TASK DETAILS>
Return the whole listing exactly as it stands.

GIVEN DATA>

= = = =

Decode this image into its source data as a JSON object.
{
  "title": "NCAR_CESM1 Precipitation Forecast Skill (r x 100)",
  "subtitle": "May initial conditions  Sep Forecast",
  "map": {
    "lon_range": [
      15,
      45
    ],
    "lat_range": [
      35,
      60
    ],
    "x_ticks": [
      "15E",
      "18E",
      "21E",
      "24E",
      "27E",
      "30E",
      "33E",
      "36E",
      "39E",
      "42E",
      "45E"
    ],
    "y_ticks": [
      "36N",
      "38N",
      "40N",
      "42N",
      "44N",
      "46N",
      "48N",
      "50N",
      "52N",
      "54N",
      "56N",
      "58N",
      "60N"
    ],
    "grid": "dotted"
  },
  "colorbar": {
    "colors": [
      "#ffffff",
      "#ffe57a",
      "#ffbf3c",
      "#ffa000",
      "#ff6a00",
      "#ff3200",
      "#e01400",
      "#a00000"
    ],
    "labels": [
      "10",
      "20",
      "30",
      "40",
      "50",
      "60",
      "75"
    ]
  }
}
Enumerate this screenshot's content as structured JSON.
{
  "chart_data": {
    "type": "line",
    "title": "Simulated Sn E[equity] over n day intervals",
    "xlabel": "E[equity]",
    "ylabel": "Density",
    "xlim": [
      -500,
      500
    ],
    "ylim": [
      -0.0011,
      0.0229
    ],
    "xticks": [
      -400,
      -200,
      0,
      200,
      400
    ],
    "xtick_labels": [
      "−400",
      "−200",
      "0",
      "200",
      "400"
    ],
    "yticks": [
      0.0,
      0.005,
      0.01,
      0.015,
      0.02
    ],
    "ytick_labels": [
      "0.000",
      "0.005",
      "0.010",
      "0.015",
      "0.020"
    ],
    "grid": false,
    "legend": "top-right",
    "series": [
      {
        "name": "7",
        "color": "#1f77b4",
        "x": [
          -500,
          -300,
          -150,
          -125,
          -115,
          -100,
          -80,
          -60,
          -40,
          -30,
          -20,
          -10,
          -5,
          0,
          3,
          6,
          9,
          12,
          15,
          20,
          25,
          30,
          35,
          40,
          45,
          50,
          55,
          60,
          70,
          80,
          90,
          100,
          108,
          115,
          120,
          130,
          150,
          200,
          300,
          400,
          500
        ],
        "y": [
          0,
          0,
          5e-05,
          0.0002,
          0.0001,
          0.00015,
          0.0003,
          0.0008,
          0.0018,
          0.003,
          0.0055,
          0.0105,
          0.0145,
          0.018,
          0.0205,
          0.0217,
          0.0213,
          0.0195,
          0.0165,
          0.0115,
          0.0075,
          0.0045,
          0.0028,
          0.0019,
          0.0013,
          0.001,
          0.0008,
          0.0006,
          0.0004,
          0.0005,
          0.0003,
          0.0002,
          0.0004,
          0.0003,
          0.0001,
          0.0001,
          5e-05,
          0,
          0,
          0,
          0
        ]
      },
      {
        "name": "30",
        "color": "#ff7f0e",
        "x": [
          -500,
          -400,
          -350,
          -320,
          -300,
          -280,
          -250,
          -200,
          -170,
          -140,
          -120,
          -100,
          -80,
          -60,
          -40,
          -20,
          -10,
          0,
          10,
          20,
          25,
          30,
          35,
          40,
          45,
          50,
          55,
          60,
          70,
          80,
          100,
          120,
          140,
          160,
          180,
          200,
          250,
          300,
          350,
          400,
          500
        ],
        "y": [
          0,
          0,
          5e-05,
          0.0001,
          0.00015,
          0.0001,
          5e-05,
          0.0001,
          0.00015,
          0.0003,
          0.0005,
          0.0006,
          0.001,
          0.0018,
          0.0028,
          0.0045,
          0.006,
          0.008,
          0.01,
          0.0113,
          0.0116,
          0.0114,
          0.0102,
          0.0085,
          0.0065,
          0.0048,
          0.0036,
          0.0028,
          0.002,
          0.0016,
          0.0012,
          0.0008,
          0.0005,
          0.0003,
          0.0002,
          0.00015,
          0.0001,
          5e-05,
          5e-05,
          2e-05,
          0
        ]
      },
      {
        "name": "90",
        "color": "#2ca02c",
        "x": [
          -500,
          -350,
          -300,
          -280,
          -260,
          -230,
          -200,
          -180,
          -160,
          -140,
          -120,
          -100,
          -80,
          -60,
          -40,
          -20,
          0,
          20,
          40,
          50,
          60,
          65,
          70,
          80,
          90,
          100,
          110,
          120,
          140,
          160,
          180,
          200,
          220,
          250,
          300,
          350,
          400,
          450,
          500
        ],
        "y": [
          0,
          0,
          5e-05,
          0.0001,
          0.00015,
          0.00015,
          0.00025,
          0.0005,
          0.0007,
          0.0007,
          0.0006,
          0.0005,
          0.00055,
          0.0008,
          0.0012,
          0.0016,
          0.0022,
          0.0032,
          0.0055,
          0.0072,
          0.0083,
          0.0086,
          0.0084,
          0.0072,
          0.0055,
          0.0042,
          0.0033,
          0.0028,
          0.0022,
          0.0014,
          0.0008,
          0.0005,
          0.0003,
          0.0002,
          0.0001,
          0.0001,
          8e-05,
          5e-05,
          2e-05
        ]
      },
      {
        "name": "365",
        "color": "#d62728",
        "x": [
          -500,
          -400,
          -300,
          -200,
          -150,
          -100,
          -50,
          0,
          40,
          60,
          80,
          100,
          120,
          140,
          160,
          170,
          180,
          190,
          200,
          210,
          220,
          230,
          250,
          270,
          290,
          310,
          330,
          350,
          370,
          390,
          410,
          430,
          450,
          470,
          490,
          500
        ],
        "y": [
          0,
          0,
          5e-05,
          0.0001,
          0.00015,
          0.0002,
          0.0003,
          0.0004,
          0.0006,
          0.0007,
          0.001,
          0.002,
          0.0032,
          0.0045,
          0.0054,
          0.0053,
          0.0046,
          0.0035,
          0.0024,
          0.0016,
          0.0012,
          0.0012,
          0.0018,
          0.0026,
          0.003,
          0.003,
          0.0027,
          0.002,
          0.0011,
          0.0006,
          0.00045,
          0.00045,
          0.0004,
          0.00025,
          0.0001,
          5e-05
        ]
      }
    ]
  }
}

= = = =

TASK SOLUTION>
Decode this image into its source data as a JSON object.
{
  "title": "NCAR_CESM1 Precipitation Forecast Skill (r x 100)",
  "subtitle": "May initial conditions  Sep Forecast",
  "map": {
    "lon_range": [
      15,
      45
    ],
    "lat_range": [
      35,
      60
    ],
    "x_ticks": [
      "15E",
      "18E",
      "21E",
      "24E",
      "27E",
      "30E",
      "33E",
      "36E",
      "39E",
      "42E",
      "45E"
    ],
    "y_ticks": [
      "36N",
      "38N",
      "40N",
      "42N",
      "44N",
      "46N",
      "48N",
      "50N",
      "52N",
      "54N",
      "56N",
      "58N",
      "60N"
    ],
    "grid": "dotted"
  },
  "colorbar": {
    "colors": [
      "#ffffff",
      "#ffe57a",
      "#ffbf3c",
      "#ffa000",
      "#ff6a00",
      "#ff3200",
      "#e01400",
      "#a00000"
    ],
    "labels": [
      "10",
      "20",
      "30",
      "40",
      "50",
      "60",
      "75"
    ]
  }
}
Enumerate this screenshot's content as structured JSON.
{
  "chart_data": {
    "type": "line",
    "title": "Simulated Sn E[equity] over n day intervals",
    "xlabel": "E[equity]",
    "ylabel": "Density",
    "xlim": [
      -500,
      500
    ],
    "ylim": [
      -0.0011,
      0.0229
    ],
    "xticks": [
      -400,
      -200,
      0,
      200,
      400
    ],
    "xtick_labels": [
      "−400",
      "−200",
      "0",
      "200",
      "400"
    ],
    "yticks": [
      0.0,
      0.005,
      0.01,
      0.015,
      0.02
    ],
    "ytick_labels": [
      "0.000",
      "0.005",
      "0.010",
      "0.015",
      "0.020"
    ],
    "grid": false,
    "legend": "top-right",
    "series": [
      {
        "name": "7",
        "color": "#1f77b4",
        "x": [
          -500,
          -300,
          -150,
          -125,
          -115,
          -100,
          -80,
          -60,
          -40,
          -30,
          -20,
          -10,
          -5,
          0,
          3,
          6,
          9,
          12,
          15,
          20,
          25,
          30,
          35,
          40,
          45,
          50,
          55,
          60,
          70,
          80,
          90,
          100,
          108,
          115,
          120,
          130,
          150,
          200,
          300,
          400,
          500
        ],
        "y": [
          0,
          0,
          5e-05,
          0.0002,
          0.0001,
          0.00015,
          0.0003,
          0.0008,
          0.0018,
          0.003,
          0.0055,
          0.0105,
          0.0145,
          0.018,
          0.0205,
          0.0217,
          0.0213,
          0.0195,
          0.0165,
          0.0115,
          0.0075,
          0.0045,
          0.0028,
          0.0019,
          0.0013,
          0.001,
          0.0008,
          0.0006,
          0.0004,
          0.0005,
          0.0003,
          0.0002,
          0.0004,
          0.0003,
          0.0001,
          0.0001,
          5e-05,
          0,
          0,
          0,
          0
        ]
      },
      {
        "name": "30",
        "color": "#ff7f0e",
        "x": [
          -500,
          -400,
          -350,
          -320,
          -300,
          -280,
          -250,
          -200,
          -170,
          -140,
          -120,
          -100,
          -80,
          -60,
          -40,
          -20,
          -10,
          0,
          10,
          20,
          25,
          30,
          35,
          40,
          45,
          50,
          55,
          60,
          70,
          80,
          100,
          120,
          140,
          160,
          180,
          200,
          250,
          300,
          350,
          400,
          500
        ],
        "y": [
          0,
          0,
          5e-05,
          0.0001,
          0.00015,
          0.0001,
          5e-05,
          0.0001,
          0.00015,
          0.0003,
          0.0005,
          0.0006,
          0.001,
          0.0018,
          0.0028,
          0.0045,
          0.006,
          0.008,
          0.01,
          0.0113,
          0.0116,
          0.0114,
          0.0102,
          0.0085,
          0.0065,
          0.0048,
          0.0036,
          0.0028,
          0.002,
          0.0016,
          0.0012,
          0.0008,
          0.0005,
          0.0003,
          0.0002,
          0.00015,
          0.0001,
          5e-05,
          5e-05,
          2e-05,
          0
        ]
      },
      {
        "name": "90",
        "color": "#2ca02c",
        "x": [
          -500,
          -350,
          -300,
          -280,
          -260,
          -230,
          -200,
          -180,
          -160,
          -140,
          -120,
          -100,
          -80,
          -60,
          -40,
          -20,
          0,
          20,
          40,
          50,
          60,
          65,
          70,
          80,
          90,
          100,
          110,
          120,
          140,
          160,
          180,
          200,
          220,
          250,
          300,
          350,
          400,
          450,
          500
        ],
        "y": [
          0,
          0,
          5e-05,
          0.0001,
          0.00015,
          0.00015,
          0.00025,
          0.0005,
          0.0007,
          0.0007,
          0.0006,
          0.0005,
          0.00055,
          0.0008,
          0.0012,
          0.0016,
          0.0022,
          0.0032,
          0.0055,
          0.0072,
          0.0083,
          0.0086,
          0.0084,
          0.0072,
          0.0055,
          0.0042,
          0.0033,
          0.0028,
          0.0022,
          0.0014,
          0.0008,
          0.0005,
          0.0003,
          0.0002,
          0.0001,
          0.0001,
          8e-05,
          5e-05,
          2e-05
        ]
      },
      {
        "name": "365",
        "color": "#d62728",
        "x": [
          -500,
          -400,
          -300,
          -200,
          -150,
          -100,
          -50,
          0,
          40,
          60,
          80,
          100,
          120,
          140,
          160,
          170,
          180,
          190,
          200,
          210,
          220,
          230,
          250,
          270,
          290,
          310,
          330,
          350,
          370,
          390,
          410,
          430,
          450,
          470,
          490,
          500
        ],
        "y": [
          0,
          0,
          5e-05,
          0.0001,
          0.00015,
          0.0002,
          0.0003,
          0.0004,
          0.0006,
          0.0007,
          0.001,
          0.002,
          0.0032,
          0.0045,
          0.0054,
          0.0053,
          0.0046,
          0.0035,
          0.0024,
          0.0016,
          0.0012,
          0.0012,
          0.0018,
          0.0026,
          0.003,
          0.003,
          0.0027,
          0.002,
          0.0011,
          0.0006,
          0.00045,
          0.00045,
          0.0004,
          0.00025,
          0.0001,
          5e-05
        ]
      }
    ]
  }
}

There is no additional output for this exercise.